» Task requirements: For the material that follows, list every line containing the word "files".

» Record set:
######

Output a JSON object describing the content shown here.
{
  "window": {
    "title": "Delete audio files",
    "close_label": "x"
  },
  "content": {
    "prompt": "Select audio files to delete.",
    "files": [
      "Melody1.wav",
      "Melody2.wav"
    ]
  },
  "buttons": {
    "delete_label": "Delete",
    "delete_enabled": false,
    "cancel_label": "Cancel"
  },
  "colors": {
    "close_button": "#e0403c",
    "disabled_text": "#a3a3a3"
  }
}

######

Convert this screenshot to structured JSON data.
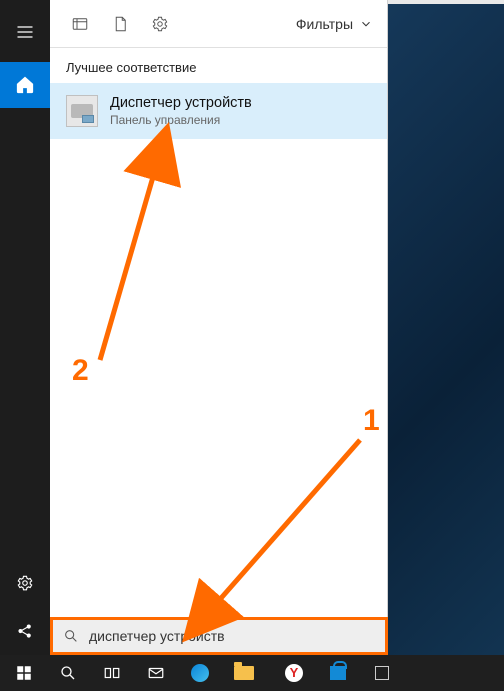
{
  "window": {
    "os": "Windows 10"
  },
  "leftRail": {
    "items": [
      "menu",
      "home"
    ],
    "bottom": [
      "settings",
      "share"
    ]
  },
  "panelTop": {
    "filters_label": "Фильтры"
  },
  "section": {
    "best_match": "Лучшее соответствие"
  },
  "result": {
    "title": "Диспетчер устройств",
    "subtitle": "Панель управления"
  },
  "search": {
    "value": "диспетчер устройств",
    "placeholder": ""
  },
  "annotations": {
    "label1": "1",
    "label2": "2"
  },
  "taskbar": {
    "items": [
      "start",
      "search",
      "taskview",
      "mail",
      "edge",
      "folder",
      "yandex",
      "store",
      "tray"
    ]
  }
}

######

» Output for this task:
    "title": "Delete audio files",
    "prompt": "Select audio files to delete.",
    "files": [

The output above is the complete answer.